[What is asked] Copy each line of the data below exactly, leaving out pictures.

Dataset items
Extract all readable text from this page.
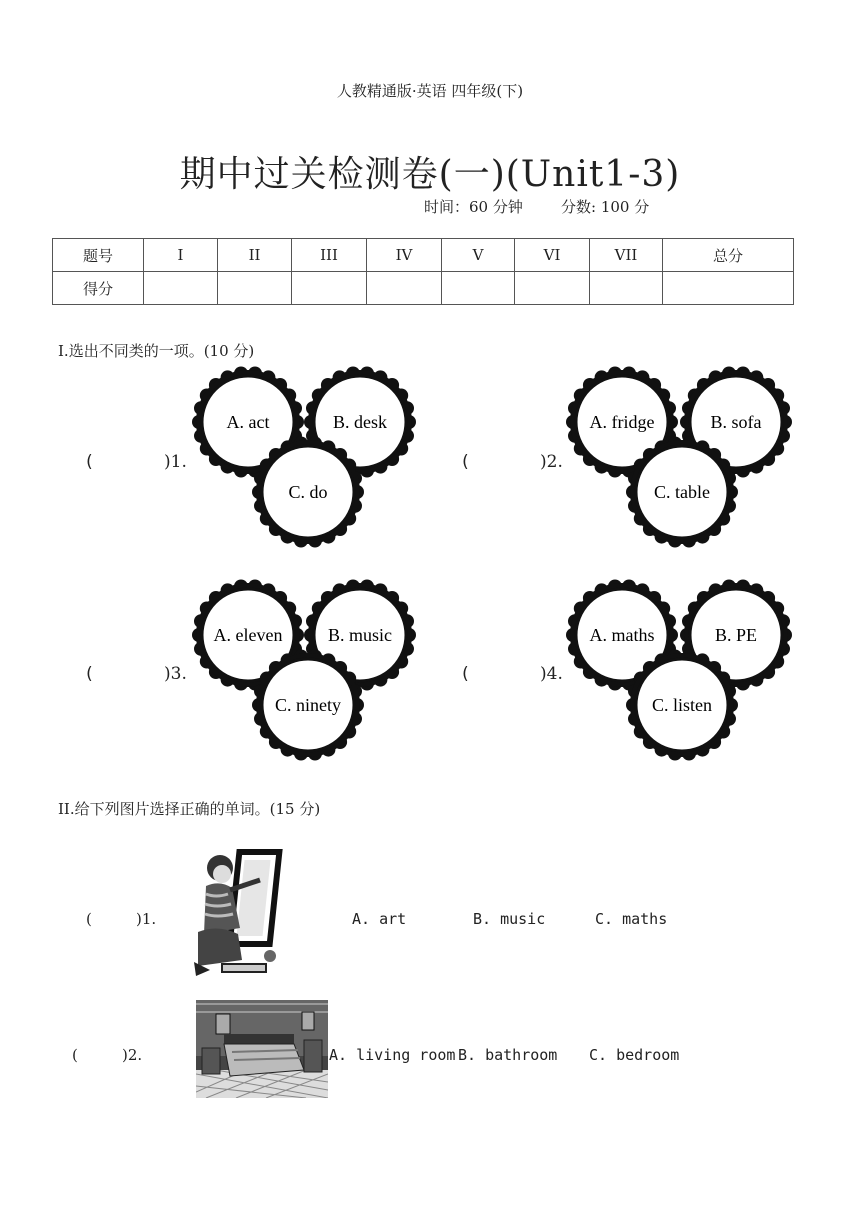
人教精通版·英语 四年级(下)
期中过关检测卷(一)(Unit1-3)
时间：60 分钟	分数: 100 分
题号	I	II	III	IV	V	VI	VII	总分
得分								
I.选出不同类的一项。(10 分)
(	)1.
A. act	B. desk
C. do
(	)2.
A. fridge	B. sofa
C. table
(	)3.
A. eleven	B. music
C. ninety
(	)4.
A. maths	B. PE
C. listen
II.给下列图片选择正确的单词。(15 分)
(	)1.	A. art	B. music	C. maths
(	)2.	A. living room B. bathroom C. bedroom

[Result below]
Extract all readable text from this page.
人教精通版·英语 四年级(下)
期中过关检测卷(一)(Unit1-3)
时间：60 分钟	分数: 100 分
题号	I	II	III	IV	V	VI	VII	总分
得分								
I.选出不同类的一项。(10 分)
(	)1.
A. act	B. desk
C. do
(	)2.
A. fridge	B. sofa
C. table
(	)3.
A. eleven	B. music
C. ninety
(	)4.
A. maths	B. PE
C. listen
II.给下列图片选择正确的单词。(15 分)
(	)1.	A. art	B. music	C. maths
(	)2.	A. living room B. bathroom C. bedroom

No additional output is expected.